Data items
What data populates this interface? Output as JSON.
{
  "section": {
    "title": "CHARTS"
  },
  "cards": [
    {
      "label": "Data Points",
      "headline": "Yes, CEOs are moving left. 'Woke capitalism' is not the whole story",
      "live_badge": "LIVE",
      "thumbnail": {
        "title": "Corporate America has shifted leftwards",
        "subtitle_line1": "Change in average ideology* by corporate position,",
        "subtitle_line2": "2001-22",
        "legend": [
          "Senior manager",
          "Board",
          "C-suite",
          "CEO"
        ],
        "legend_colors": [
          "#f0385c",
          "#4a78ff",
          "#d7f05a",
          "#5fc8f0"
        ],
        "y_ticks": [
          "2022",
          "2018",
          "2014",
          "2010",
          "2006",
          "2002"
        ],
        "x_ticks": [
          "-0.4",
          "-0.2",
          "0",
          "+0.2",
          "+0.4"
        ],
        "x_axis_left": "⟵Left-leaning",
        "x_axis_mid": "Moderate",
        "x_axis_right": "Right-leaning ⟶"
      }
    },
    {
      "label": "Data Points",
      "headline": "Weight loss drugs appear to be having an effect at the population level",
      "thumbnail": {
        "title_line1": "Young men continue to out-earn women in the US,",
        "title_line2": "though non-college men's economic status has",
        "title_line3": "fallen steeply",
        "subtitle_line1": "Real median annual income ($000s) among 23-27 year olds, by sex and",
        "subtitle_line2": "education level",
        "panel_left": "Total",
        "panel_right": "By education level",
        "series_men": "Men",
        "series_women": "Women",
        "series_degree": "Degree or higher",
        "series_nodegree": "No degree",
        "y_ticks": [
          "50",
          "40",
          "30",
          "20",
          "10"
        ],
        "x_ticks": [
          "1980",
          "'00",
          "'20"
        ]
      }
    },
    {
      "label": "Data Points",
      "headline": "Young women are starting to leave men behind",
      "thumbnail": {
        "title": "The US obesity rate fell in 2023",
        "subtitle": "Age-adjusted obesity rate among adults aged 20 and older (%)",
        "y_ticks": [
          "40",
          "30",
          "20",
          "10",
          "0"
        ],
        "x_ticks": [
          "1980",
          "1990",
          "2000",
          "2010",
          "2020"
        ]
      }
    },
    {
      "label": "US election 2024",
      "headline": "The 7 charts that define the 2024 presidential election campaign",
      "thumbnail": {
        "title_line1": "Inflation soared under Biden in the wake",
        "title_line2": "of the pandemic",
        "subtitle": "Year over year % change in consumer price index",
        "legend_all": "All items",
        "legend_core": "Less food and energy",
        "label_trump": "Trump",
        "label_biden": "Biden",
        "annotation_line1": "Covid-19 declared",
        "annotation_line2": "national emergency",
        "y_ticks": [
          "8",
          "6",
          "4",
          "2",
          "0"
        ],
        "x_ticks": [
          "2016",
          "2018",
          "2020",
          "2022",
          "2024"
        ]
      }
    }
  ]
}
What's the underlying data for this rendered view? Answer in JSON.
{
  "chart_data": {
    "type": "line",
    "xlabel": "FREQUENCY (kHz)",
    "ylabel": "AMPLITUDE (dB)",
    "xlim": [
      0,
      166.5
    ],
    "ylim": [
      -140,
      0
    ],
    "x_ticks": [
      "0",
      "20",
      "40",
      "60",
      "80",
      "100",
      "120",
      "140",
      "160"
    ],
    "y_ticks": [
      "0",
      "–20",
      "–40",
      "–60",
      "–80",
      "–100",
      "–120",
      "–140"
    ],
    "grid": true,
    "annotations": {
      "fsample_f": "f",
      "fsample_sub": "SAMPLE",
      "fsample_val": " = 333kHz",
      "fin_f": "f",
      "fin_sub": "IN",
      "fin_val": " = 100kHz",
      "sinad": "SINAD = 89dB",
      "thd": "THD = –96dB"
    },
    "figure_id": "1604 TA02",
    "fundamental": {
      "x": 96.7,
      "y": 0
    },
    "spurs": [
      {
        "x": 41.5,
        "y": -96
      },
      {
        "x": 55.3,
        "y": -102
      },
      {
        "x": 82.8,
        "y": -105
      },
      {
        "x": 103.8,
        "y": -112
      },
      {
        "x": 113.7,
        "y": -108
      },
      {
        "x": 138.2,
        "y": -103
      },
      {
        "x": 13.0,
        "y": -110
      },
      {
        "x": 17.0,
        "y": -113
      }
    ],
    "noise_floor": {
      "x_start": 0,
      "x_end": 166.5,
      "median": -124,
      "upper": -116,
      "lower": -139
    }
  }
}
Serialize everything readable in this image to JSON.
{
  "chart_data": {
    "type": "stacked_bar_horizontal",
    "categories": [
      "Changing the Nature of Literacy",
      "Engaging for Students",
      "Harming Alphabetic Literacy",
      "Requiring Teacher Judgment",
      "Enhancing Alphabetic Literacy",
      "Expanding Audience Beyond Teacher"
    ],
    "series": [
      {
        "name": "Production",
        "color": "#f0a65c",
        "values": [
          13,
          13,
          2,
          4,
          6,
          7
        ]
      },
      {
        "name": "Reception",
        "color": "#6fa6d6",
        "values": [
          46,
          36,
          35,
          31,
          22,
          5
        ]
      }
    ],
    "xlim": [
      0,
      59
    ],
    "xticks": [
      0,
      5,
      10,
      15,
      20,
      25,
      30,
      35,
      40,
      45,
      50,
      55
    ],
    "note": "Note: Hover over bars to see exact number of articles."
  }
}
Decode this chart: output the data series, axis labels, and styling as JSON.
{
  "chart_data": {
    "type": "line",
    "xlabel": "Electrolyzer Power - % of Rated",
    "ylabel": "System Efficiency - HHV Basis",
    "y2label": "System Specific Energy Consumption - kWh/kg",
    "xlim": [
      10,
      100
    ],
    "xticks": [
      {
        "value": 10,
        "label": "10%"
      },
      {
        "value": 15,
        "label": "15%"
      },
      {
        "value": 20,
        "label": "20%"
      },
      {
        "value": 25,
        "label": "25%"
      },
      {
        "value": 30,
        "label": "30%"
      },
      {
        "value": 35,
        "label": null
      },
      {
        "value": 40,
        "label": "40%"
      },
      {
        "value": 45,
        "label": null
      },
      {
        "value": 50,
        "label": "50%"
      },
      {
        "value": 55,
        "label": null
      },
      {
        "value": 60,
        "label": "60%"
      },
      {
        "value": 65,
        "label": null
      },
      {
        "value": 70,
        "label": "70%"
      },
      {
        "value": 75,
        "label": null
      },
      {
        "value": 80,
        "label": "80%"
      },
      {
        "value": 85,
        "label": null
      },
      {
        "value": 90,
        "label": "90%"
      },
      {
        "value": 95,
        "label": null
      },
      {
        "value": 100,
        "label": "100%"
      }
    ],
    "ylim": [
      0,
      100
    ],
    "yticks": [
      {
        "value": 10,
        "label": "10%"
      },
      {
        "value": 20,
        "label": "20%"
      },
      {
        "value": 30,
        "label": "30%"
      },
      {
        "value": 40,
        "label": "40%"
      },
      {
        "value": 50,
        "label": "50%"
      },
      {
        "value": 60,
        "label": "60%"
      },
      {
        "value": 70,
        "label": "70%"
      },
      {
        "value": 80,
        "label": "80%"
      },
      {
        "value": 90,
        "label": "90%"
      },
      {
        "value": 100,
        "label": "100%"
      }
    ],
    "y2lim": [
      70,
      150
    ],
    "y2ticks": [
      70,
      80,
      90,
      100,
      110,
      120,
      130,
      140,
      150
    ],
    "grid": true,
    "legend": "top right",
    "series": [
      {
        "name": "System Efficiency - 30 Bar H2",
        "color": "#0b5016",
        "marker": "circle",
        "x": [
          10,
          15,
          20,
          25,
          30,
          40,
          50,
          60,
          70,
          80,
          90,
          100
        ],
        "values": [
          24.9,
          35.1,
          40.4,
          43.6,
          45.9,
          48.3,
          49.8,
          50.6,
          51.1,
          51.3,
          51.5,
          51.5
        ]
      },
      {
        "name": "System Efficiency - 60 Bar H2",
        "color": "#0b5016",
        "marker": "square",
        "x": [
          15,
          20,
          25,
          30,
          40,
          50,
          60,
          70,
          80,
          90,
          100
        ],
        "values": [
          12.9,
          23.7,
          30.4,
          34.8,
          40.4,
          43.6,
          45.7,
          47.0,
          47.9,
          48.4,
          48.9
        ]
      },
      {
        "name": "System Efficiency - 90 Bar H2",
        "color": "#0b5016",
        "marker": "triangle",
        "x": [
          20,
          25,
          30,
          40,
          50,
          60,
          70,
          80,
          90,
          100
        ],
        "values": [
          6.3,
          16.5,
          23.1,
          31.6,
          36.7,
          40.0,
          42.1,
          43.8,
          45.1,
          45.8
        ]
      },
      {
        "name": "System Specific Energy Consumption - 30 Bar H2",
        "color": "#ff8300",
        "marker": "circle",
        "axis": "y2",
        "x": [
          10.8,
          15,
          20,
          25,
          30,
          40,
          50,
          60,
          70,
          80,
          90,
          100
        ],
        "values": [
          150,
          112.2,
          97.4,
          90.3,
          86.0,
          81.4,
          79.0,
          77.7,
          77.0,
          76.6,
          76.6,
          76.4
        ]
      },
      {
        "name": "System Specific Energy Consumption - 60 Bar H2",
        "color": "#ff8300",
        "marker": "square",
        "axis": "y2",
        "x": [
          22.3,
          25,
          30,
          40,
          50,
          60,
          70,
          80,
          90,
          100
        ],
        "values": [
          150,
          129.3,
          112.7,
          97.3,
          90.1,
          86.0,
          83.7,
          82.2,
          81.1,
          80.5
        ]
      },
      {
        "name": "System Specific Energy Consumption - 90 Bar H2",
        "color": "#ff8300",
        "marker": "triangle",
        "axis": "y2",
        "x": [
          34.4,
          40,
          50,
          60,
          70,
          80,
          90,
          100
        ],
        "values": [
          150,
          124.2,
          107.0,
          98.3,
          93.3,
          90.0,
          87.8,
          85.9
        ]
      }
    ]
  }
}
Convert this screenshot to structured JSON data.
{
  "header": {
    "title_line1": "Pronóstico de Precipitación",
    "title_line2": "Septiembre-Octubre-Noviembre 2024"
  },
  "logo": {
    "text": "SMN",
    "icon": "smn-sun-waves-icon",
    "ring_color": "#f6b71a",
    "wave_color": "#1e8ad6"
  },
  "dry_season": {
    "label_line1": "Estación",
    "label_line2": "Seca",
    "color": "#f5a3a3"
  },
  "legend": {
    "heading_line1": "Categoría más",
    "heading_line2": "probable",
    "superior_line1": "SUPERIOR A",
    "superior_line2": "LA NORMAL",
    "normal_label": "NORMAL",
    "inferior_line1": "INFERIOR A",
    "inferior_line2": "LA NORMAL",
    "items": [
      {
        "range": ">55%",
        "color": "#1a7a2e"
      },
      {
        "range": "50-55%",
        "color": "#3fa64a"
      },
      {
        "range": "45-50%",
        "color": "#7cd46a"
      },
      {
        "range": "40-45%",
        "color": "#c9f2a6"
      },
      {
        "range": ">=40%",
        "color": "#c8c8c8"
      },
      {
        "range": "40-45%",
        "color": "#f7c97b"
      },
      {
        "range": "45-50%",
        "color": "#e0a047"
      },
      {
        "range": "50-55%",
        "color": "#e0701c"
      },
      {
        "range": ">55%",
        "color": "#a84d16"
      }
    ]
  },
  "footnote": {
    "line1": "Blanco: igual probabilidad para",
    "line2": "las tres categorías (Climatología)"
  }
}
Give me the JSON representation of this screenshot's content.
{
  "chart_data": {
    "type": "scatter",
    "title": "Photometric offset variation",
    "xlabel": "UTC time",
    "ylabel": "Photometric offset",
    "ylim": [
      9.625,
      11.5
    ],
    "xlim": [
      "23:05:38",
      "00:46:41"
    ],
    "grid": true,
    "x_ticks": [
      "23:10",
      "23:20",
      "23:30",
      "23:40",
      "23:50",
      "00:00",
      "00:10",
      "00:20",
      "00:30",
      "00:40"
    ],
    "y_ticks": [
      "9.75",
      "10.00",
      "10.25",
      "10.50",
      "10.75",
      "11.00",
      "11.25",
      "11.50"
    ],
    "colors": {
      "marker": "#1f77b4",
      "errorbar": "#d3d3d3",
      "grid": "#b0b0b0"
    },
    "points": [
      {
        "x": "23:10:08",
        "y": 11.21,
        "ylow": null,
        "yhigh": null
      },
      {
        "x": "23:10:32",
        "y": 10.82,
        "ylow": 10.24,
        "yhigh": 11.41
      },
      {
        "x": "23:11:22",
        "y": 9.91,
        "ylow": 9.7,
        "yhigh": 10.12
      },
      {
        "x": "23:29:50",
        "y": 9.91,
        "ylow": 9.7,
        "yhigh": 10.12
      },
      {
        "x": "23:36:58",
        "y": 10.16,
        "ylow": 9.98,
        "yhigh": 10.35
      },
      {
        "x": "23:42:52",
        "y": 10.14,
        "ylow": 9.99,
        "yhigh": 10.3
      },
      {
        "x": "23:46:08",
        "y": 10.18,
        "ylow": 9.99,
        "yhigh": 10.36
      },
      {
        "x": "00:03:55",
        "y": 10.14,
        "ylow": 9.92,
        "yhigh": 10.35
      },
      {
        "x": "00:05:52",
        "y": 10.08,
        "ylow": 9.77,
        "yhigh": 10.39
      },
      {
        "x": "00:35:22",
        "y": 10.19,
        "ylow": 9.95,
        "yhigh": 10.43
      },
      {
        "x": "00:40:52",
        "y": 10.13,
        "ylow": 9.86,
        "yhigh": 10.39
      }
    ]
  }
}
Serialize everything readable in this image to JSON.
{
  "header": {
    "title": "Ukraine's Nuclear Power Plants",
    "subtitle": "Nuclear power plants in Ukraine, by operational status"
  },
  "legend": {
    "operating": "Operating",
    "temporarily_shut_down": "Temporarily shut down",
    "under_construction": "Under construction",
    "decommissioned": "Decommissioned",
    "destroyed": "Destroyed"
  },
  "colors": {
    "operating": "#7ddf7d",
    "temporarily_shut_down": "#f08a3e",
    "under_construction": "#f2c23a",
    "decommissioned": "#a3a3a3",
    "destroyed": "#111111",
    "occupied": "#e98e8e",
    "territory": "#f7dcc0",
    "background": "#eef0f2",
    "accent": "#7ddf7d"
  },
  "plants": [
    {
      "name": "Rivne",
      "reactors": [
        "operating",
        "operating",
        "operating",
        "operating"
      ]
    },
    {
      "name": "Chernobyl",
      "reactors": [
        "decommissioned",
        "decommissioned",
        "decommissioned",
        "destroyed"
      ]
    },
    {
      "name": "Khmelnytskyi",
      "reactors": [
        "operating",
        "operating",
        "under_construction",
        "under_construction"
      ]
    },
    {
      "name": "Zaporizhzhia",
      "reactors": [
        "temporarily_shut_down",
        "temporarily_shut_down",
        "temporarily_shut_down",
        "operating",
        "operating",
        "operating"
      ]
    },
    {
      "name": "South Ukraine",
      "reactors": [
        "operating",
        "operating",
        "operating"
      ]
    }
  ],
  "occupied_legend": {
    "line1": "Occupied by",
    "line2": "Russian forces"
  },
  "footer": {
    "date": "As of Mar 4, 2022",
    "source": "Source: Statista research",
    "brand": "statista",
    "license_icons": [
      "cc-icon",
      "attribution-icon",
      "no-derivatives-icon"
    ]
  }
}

#### Exercise goal
Look through the entries above and count each line holding "Ukraine"; report the count alone.

#### Solved problem
3